• **Task to complete**:
Every line that holds "results" should be shown.
[begin Listed entries]
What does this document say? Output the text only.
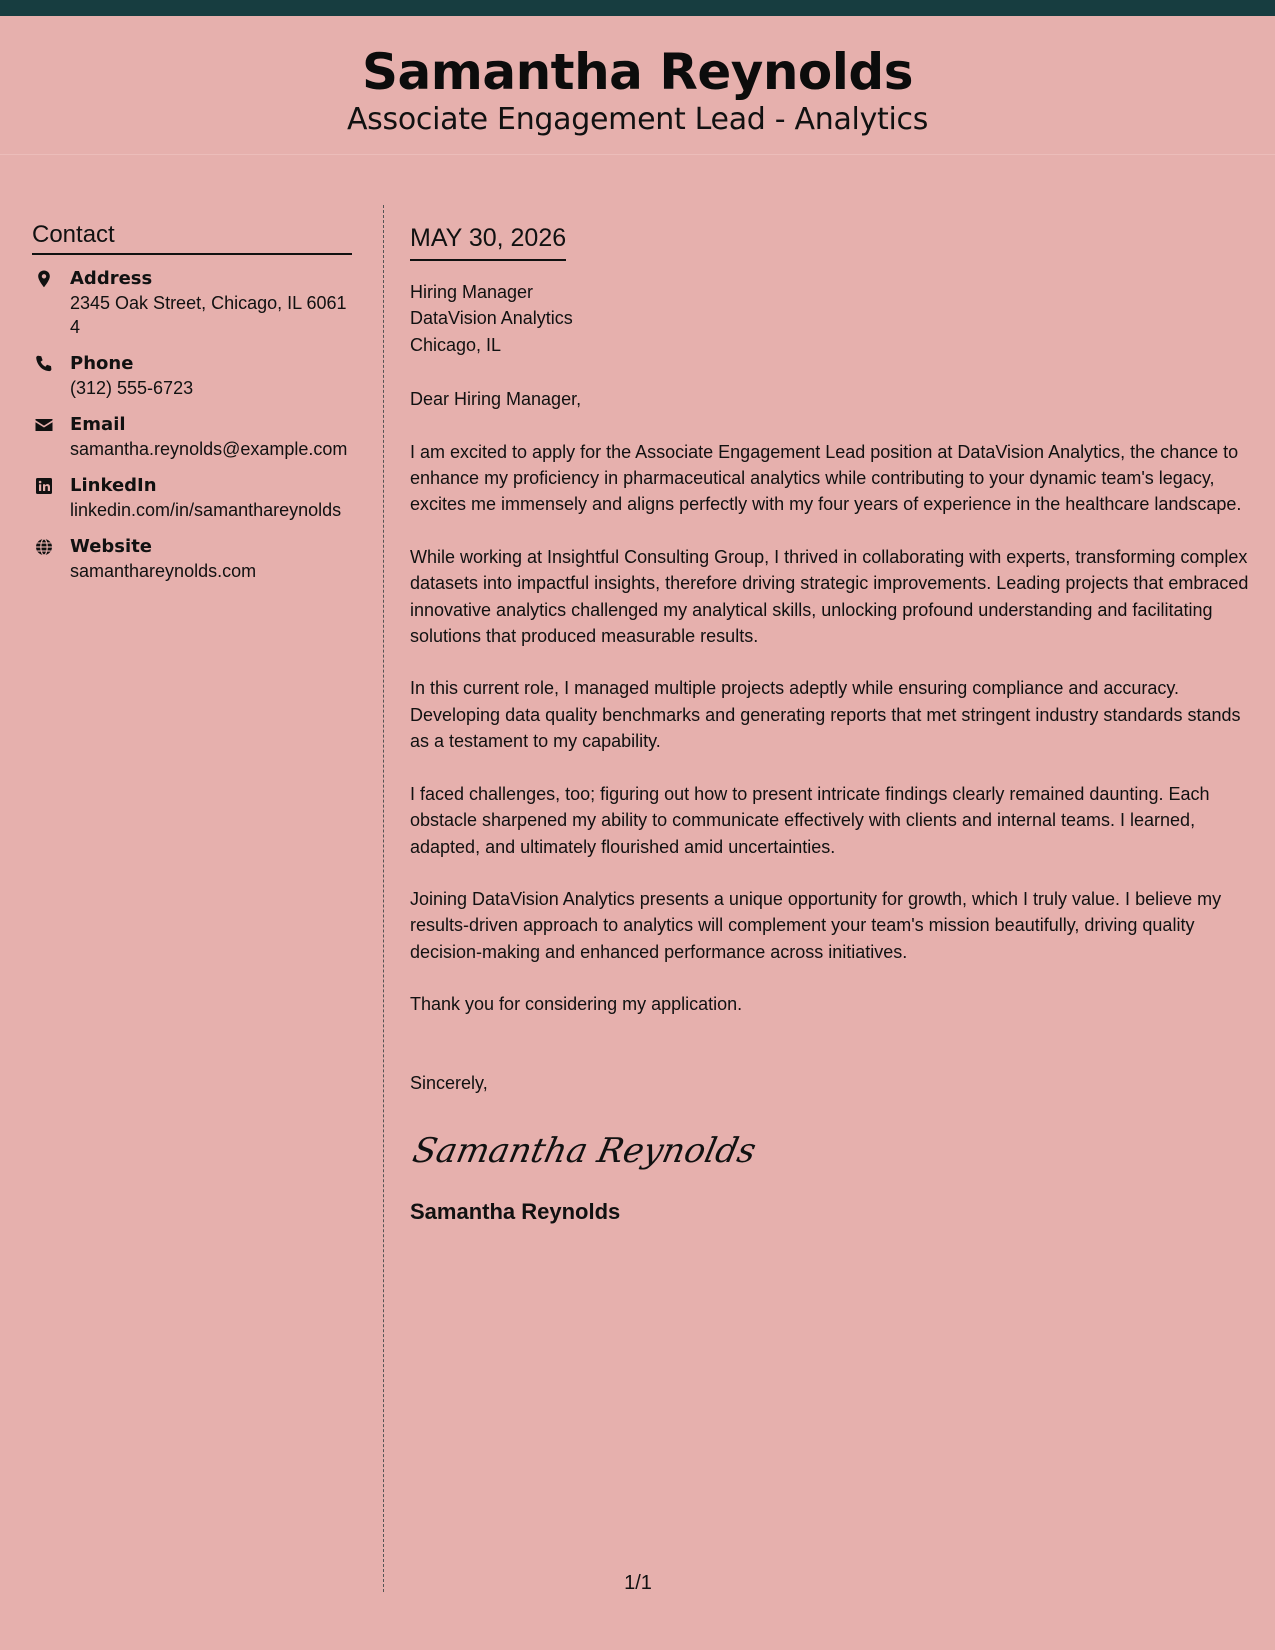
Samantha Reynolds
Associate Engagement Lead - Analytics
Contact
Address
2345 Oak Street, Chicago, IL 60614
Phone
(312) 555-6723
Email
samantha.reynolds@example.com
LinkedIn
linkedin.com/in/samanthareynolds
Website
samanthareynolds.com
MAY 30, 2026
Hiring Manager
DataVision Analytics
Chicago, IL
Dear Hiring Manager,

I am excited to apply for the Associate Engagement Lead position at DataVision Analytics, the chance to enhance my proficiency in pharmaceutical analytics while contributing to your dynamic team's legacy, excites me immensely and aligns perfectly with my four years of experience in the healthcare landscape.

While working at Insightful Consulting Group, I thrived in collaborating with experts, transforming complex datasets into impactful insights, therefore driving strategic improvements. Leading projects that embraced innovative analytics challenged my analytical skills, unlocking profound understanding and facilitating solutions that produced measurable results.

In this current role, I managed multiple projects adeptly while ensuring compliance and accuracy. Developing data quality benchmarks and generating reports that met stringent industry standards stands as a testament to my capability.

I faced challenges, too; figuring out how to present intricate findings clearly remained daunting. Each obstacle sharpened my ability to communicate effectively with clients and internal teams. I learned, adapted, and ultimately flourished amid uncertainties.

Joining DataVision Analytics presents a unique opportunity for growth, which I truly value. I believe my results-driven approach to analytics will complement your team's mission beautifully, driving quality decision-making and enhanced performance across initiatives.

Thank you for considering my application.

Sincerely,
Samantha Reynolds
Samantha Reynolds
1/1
[end Listed entries]
[begin Listed entries]
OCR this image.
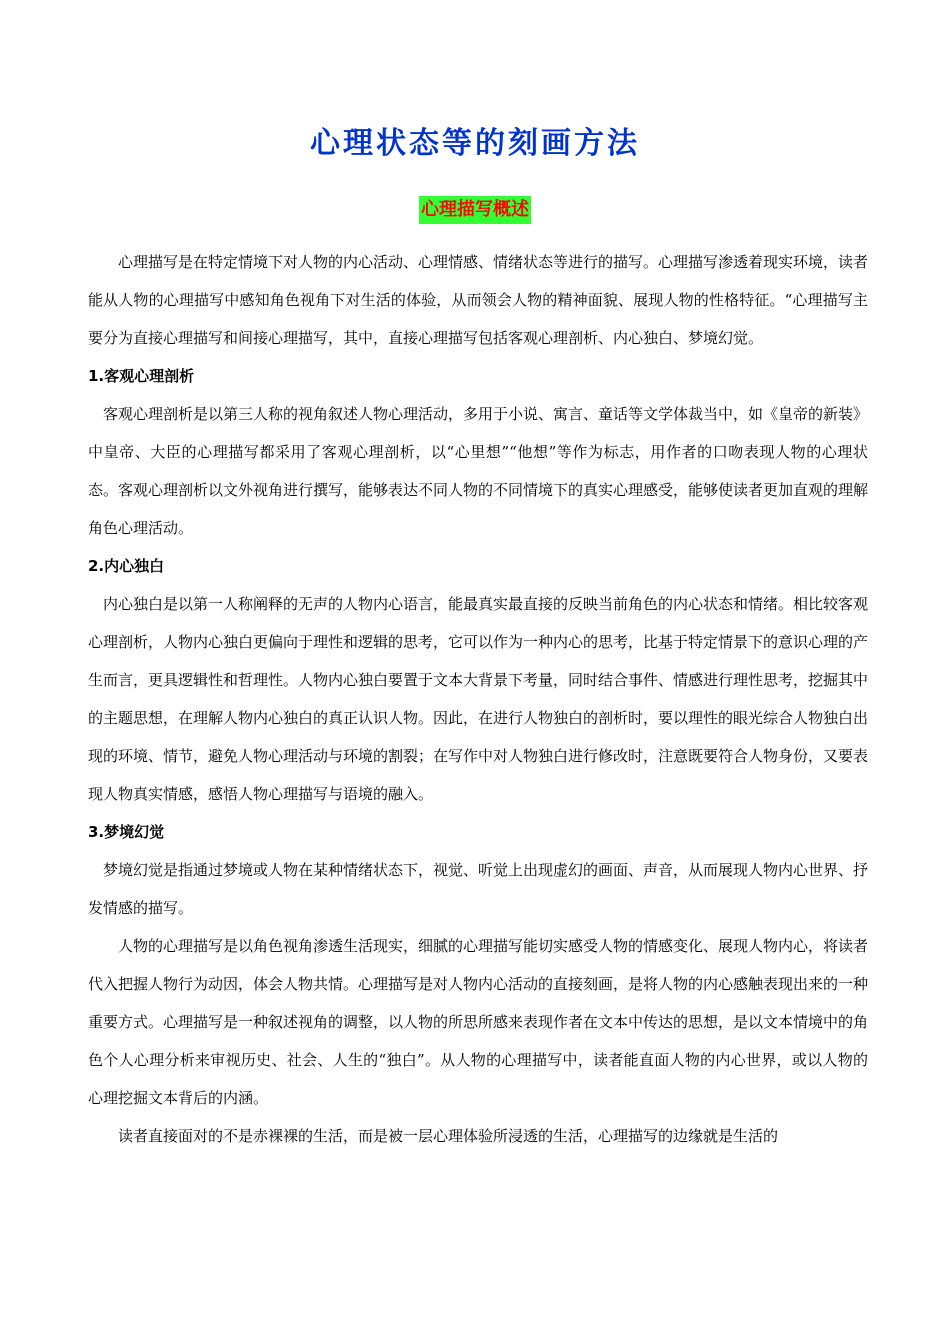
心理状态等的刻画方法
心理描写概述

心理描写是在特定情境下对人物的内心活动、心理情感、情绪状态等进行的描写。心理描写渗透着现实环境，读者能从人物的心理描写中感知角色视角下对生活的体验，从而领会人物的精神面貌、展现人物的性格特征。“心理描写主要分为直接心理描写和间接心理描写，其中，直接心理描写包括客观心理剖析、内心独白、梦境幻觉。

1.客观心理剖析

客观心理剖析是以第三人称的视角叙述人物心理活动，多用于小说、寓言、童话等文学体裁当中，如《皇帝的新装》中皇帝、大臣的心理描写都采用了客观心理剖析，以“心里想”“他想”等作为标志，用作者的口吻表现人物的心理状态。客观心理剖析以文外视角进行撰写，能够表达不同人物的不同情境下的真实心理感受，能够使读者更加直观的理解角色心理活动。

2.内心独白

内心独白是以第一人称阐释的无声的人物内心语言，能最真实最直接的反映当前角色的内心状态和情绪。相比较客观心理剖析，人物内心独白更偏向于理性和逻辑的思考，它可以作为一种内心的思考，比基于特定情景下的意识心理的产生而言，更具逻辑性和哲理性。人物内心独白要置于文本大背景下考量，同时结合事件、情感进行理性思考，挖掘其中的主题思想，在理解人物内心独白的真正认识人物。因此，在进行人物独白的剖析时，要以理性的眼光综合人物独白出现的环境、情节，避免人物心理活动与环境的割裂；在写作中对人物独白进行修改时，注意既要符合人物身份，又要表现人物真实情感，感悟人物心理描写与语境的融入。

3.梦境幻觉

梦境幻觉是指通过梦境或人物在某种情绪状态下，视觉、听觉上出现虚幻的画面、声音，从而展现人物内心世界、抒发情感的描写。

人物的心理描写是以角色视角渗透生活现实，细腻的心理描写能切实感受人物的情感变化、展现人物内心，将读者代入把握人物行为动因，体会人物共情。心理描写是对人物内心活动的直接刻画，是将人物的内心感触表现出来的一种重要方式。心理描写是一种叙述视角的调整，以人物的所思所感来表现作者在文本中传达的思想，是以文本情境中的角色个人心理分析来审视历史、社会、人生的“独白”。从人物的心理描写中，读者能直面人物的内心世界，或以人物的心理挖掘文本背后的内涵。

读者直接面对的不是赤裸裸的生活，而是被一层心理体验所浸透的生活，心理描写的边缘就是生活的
[end Listed entries]
• **The solution**:
While working at Insightful Consulting Group, I thrived in collaborating with experts, transforming complex datasets into impactful insights, therefore driving strategic improvements. Leading projects that embraced innovative analytics challenged my analytical skills, unlocking profound understanding and facilitating solutions that produced measurable results.
Joining DataVision Analytics presents a unique opportunity for growth, which I truly value. I believe my results-driven approach to analytics will complement your team's mission beautifully, driving quality decision-making and enhanced performance across initiatives.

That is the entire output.